* **RECORDS SUPPLIED**
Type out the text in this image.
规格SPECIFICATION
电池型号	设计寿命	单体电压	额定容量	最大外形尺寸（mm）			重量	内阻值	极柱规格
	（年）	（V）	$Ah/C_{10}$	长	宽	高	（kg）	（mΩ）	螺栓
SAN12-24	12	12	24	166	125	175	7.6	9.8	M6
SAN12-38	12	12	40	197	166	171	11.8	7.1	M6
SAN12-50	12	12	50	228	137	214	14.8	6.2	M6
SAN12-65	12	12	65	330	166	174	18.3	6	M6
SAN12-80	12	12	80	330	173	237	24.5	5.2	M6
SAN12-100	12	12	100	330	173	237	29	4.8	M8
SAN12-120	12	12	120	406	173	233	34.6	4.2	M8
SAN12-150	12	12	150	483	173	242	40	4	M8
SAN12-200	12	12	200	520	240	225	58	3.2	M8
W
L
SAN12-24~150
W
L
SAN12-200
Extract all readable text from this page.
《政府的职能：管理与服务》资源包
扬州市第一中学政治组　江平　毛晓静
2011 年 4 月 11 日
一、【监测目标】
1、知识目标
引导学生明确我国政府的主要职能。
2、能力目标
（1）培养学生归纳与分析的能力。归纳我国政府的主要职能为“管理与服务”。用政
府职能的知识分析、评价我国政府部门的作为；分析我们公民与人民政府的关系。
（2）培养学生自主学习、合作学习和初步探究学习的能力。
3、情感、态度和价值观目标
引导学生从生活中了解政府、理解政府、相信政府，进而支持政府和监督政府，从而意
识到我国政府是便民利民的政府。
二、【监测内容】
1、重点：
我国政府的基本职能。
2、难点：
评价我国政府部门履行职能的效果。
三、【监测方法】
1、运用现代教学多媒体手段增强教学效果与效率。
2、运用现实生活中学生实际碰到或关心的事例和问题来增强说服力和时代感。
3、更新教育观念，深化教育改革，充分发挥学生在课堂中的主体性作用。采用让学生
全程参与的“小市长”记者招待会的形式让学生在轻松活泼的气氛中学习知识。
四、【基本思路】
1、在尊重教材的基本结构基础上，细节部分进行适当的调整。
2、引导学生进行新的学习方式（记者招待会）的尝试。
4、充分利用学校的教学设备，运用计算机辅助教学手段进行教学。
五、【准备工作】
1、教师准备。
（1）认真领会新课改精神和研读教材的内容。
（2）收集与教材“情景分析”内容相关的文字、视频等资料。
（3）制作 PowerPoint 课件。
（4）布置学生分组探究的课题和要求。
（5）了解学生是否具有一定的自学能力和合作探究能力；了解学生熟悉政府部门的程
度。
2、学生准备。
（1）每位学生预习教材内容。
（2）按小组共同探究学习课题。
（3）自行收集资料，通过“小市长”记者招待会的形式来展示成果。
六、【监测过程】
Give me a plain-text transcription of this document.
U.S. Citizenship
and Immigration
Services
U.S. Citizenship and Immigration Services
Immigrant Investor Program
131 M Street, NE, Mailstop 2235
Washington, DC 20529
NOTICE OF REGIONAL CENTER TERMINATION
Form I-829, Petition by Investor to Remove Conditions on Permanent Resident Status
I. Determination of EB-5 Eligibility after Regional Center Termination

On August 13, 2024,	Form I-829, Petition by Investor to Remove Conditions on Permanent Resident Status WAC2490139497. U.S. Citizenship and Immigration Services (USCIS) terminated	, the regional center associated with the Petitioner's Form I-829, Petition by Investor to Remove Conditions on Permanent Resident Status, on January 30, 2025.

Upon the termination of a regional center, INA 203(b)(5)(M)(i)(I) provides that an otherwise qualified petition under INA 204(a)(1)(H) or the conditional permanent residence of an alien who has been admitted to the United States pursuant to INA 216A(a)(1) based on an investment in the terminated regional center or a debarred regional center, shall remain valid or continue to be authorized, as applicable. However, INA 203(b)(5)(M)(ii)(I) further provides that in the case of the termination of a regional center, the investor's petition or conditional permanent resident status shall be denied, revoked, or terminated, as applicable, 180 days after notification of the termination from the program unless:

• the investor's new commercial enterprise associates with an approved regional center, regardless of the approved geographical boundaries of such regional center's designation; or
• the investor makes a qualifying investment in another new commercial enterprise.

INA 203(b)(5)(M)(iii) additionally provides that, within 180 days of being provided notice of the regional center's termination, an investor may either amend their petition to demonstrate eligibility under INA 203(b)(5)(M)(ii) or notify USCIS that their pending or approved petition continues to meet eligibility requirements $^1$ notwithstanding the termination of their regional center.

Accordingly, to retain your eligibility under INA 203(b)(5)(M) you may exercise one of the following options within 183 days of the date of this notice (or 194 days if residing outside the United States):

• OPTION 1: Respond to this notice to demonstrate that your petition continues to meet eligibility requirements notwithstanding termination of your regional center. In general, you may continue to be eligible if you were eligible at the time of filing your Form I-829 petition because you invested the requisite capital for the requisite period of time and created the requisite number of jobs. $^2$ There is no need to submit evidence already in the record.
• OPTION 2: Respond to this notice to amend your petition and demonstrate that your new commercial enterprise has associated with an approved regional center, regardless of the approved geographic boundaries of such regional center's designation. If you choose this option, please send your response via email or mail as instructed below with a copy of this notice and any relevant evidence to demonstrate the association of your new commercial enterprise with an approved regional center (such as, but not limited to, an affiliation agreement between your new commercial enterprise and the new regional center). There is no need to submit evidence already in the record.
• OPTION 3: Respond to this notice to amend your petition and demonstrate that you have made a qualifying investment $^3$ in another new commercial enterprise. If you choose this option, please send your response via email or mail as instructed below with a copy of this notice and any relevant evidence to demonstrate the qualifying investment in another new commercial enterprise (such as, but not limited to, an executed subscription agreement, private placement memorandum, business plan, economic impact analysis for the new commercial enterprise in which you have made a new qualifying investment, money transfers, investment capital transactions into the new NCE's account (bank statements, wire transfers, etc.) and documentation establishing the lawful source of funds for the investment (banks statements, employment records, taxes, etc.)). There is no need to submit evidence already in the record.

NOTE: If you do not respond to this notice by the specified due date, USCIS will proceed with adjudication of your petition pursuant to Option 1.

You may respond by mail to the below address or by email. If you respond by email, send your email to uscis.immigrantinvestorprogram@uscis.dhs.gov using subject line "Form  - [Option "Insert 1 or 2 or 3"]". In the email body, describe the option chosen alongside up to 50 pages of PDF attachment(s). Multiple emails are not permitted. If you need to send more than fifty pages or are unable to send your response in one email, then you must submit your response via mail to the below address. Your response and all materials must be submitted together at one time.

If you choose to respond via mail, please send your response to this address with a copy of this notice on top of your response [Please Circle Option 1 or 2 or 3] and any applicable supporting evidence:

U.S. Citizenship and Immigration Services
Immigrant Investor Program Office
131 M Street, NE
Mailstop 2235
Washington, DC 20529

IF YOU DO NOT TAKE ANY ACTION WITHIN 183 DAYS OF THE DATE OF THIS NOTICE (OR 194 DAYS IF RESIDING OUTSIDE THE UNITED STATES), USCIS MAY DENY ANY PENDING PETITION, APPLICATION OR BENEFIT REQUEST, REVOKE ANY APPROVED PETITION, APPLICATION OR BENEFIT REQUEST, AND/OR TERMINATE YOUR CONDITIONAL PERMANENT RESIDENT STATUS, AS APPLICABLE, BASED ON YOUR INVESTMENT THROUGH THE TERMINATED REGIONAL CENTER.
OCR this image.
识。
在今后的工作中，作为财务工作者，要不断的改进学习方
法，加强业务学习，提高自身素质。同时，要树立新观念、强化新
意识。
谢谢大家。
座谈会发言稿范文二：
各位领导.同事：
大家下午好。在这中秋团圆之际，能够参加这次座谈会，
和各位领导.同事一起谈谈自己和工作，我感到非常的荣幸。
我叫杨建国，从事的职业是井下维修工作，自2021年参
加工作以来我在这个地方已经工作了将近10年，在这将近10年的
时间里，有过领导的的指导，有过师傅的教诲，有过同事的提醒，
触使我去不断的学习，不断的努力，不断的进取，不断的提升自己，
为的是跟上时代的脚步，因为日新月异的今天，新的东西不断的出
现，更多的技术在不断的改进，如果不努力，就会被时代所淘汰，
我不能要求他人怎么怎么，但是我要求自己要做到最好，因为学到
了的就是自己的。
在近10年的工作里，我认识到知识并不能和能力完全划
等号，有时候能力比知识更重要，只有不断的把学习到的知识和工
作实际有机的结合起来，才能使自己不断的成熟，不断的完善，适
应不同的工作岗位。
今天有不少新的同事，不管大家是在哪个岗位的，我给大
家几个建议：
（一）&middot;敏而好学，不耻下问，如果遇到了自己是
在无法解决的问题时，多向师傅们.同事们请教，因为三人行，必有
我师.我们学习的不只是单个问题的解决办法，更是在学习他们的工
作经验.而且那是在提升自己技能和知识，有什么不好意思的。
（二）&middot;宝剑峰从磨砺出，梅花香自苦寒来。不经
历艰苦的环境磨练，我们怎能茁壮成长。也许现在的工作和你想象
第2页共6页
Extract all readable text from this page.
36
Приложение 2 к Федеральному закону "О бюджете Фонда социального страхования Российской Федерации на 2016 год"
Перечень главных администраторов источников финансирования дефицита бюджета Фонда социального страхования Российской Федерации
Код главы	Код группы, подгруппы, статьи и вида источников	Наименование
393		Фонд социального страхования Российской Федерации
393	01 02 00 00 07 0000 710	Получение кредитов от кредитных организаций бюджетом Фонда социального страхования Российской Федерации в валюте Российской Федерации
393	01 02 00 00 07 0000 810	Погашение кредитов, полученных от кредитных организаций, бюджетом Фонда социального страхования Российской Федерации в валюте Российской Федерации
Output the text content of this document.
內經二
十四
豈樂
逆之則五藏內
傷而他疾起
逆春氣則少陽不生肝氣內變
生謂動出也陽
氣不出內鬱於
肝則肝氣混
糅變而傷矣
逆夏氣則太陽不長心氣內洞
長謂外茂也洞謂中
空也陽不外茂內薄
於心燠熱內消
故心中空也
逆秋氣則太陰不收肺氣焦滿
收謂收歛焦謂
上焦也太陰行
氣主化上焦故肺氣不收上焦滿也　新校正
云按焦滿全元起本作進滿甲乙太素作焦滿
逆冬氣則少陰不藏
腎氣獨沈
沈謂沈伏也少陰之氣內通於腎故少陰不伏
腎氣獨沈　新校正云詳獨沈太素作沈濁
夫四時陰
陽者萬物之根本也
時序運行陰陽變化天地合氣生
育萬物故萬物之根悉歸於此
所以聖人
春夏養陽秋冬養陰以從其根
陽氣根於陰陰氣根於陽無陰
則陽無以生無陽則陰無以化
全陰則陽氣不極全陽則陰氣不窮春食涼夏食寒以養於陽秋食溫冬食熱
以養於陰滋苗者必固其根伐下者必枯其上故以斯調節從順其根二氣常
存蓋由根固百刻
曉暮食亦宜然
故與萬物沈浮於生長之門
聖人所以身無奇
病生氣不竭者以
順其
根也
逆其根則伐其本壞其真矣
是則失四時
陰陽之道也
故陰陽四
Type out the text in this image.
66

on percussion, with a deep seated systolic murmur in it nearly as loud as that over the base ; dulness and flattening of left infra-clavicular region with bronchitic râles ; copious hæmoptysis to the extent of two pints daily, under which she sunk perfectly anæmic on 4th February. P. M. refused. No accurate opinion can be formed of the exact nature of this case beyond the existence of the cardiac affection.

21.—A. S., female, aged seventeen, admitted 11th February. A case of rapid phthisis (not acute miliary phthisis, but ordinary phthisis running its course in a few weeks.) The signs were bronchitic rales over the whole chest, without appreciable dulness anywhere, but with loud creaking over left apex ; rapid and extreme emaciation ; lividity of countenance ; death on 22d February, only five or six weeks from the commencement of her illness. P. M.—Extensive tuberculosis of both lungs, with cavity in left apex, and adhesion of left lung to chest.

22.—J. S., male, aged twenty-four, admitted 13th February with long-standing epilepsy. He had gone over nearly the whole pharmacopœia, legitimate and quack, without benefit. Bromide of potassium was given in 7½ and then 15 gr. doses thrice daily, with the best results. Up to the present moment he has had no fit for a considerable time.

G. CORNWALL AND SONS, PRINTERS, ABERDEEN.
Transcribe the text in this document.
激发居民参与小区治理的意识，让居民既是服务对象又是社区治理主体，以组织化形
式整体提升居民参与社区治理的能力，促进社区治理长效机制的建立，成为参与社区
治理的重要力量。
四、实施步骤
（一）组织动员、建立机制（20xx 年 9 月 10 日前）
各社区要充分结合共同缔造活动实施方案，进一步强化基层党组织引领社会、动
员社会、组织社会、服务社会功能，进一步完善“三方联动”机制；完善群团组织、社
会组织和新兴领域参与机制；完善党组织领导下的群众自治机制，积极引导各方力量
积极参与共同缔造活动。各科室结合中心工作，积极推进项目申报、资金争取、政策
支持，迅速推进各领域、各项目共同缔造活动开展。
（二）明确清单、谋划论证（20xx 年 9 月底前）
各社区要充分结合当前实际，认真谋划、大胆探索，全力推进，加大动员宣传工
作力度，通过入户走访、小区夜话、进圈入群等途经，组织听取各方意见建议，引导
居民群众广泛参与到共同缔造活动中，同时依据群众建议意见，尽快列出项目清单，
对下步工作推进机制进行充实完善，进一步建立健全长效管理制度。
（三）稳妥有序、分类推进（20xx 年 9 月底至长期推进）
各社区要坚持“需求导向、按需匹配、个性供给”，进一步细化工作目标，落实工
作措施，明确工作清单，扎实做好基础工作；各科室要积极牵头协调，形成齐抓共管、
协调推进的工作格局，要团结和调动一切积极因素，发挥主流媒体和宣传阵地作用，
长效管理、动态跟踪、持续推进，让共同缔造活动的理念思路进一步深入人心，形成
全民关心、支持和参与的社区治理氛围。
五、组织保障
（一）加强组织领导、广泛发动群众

* **TASK DESCRIPTION**
Go through the preceding material and copy each line that has the word "Российской".

* **CORRECT OUTPUT**
Приложение 2 к Федеральному закону "О бюджете Фонда социального страхования Российской Федерации на 2016 год"
Перечень главных администраторов источников финансирования дефицита бюджета Фонда социального страхования Российской Федерации
393		Фонд социального страхования Российской Федерации
393	01 02 00 00 07 0000 710	Получение кредитов от кредитных организаций бюджетом Фонда социального страхования Российской Федерации в валюте Российской Федерации
393	01 02 00 00 07 0000 810	Погашение кредитов, полученных от кредитных организаций, бюджетом Фонда социального страхования Российской Федерации в валюте Российской Федерации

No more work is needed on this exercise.